(Stored records)
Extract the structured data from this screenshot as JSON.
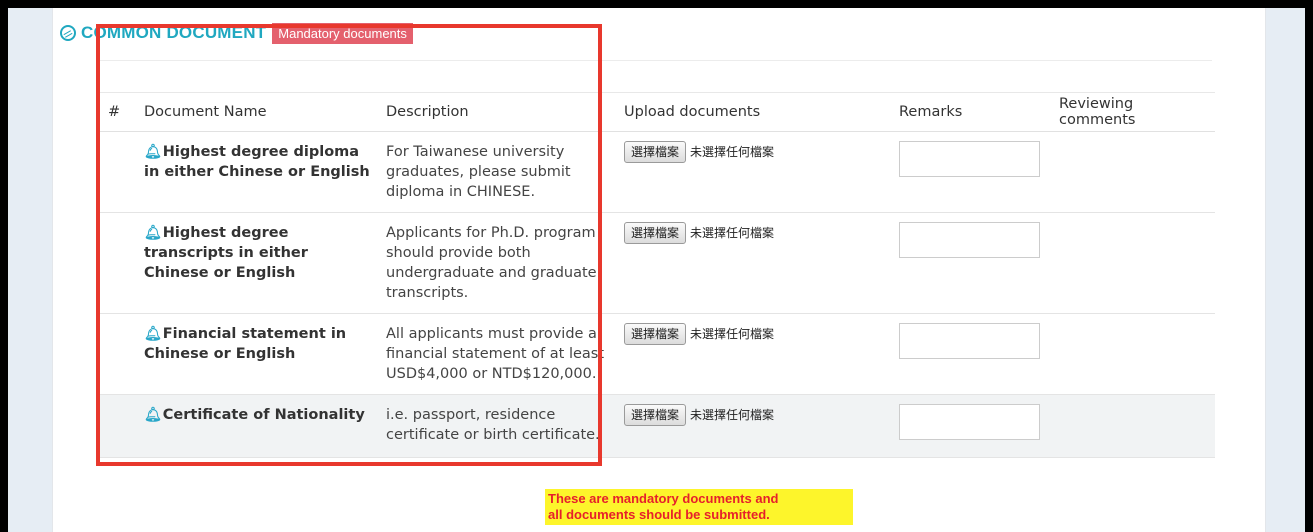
{
  "section": {
    "title": "COMMON DOCUMENT",
    "badge": "Mandatory documents"
  },
  "table": {
    "headers": {
      "num": "#",
      "name": "Document Name",
      "description": "Description",
      "upload": "Upload documents",
      "remarks": "Remarks",
      "reviewing": "Reviewing comments"
    },
    "rows": [
      {
        "name": "Highest degree diploma in either Chinese or English",
        "description": "For Taiwanese university graduates, please submit diploma in CHINESE.",
        "file_button": "選擇檔案",
        "file_status": "未選擇任何檔案",
        "remarks": "",
        "reviewing": ""
      },
      {
        "name": "Highest degree transcripts in either Chinese or English",
        "description": "Applicants for Ph.D. program should provide both undergraduate and graduate transcripts.",
        "file_button": "選擇檔案",
        "file_status": "未選擇任何檔案",
        "remarks": "",
        "reviewing": ""
      },
      {
        "name": "Financial statement in Chinese or English",
        "description": "All applicants must provide a financial statement of at least USD$4,000 or NTD$120,000.",
        "file_button": "選擇檔案",
        "file_status": "未選擇任何檔案",
        "remarks": "",
        "reviewing": ""
      },
      {
        "name": "Certificate of Nationality",
        "description": "i.e. passport, residence certificate or birth certificate.",
        "file_button": "選擇檔案",
        "file_status": "未選擇任何檔案",
        "remarks": "",
        "reviewing": ""
      }
    ]
  },
  "annotation": {
    "line1": "These are mandatory documents and",
    "line2": "all documents should be submitted."
  },
  "colors": {
    "accent": "#20a8c0",
    "badge": "#e4606d",
    "highlight_border": "#e8382d",
    "note_background": "#fdf52b",
    "note_text": "#e6202b"
  },
  "icons": {
    "section": "dribbble-icon",
    "document": "bell-icon"
  }
}
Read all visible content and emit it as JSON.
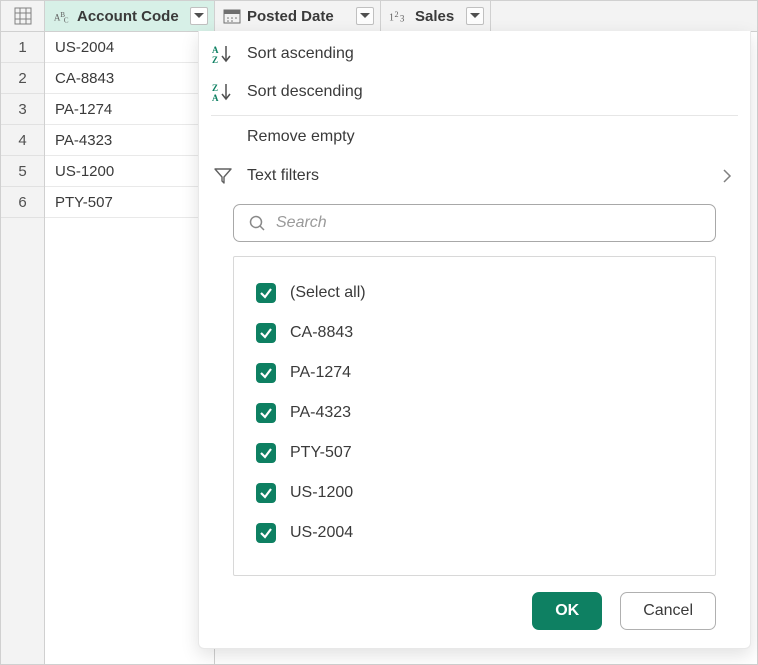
{
  "columns": [
    {
      "name": "Account Code",
      "type": "text"
    },
    {
      "name": "Posted Date",
      "type": "date"
    },
    {
      "name": "Sales",
      "type": "number"
    }
  ],
  "row_numbers": [
    "1",
    "2",
    "3",
    "4",
    "5",
    "6"
  ],
  "cells_col1": [
    "US-2004",
    "CA-8843",
    "PA-1274",
    "PA-4323",
    "US-1200",
    "PTY-507"
  ],
  "menu": {
    "sort_asc": "Sort ascending",
    "sort_desc": "Sort descending",
    "remove_empty": "Remove empty",
    "text_filters": "Text filters"
  },
  "search": {
    "placeholder": "Search",
    "value": ""
  },
  "filter_values": [
    "(Select all)",
    "CA-8843",
    "PA-1274",
    "PA-4323",
    "PTY-507",
    "US-1200",
    "US-2004"
  ],
  "buttons": {
    "ok": "OK",
    "cancel": "Cancel"
  },
  "colors": {
    "accent": "#0e8062",
    "header_active": "#d7f0e7"
  }
}
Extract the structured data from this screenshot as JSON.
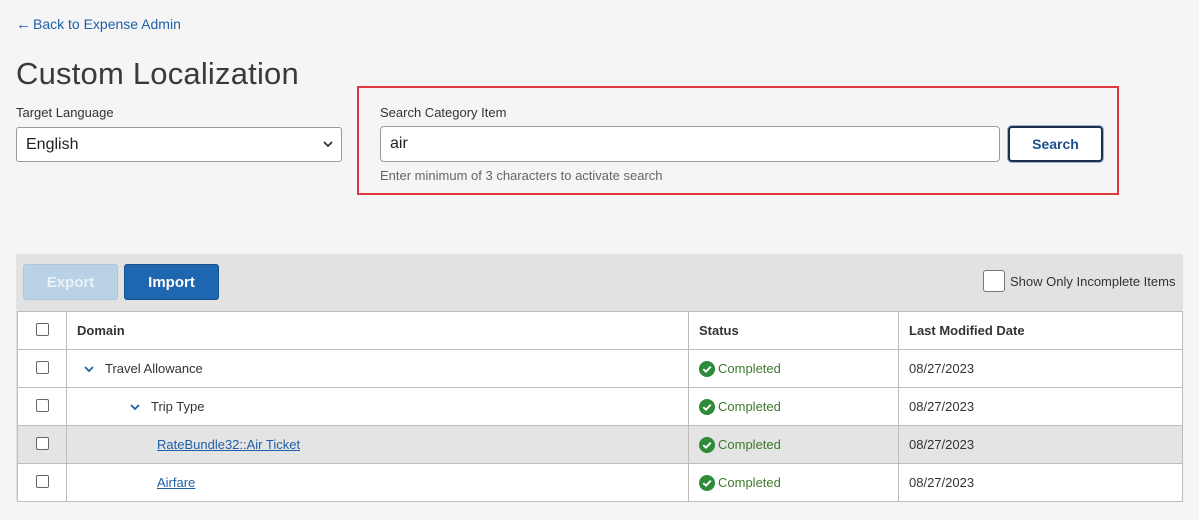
{
  "nav": {
    "back_label": "Back to Expense Admin"
  },
  "page": {
    "title": "Custom Localization"
  },
  "language": {
    "label": "Target Language",
    "selected": "English"
  },
  "search": {
    "label": "Search Category Item",
    "value": "air",
    "button_label": "Search",
    "hint": "Enter minimum of 3 characters to activate search"
  },
  "toolbar": {
    "export_label": "Export",
    "import_label": "Import",
    "incomplete_label": "Show Only Incomplete Items"
  },
  "table": {
    "headers": {
      "domain": "Domain",
      "status": "Status",
      "modified": "Last Modified Date"
    },
    "rows": [
      {
        "domain": "Travel Allowance",
        "status": "Completed",
        "modified": "08/27/2023"
      },
      {
        "domain": "Trip Type",
        "status": "Completed",
        "modified": "08/27/2023"
      },
      {
        "domain": "RateBundle32::Air Ticket",
        "status": "Completed",
        "modified": "08/27/2023"
      },
      {
        "domain": "Airfare",
        "status": "Completed",
        "modified": "08/27/2023"
      }
    ]
  },
  "colors": {
    "link": "#1f5fa8",
    "highlight_border": "#e0383e",
    "primary_button": "#1f66b0",
    "completed": "#2e8b3a"
  }
}
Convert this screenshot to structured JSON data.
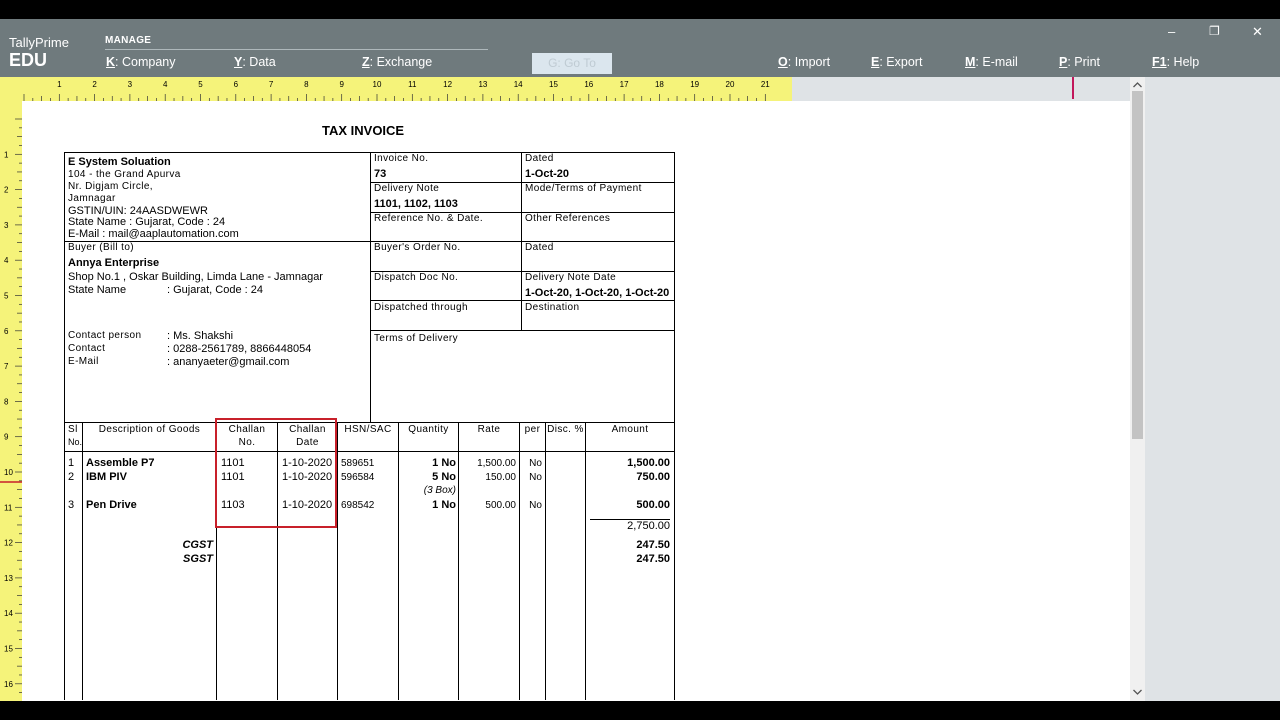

▶ [What you are asked to do] Search the data above for the string "transcripts" and copy each line that has it.

▶ [Output below]
        "name": "Highest degree transcripts in either Chinese or English",
        "description": "Applicants for Ph.D. program should provide both undergraduate and graduate transcripts.",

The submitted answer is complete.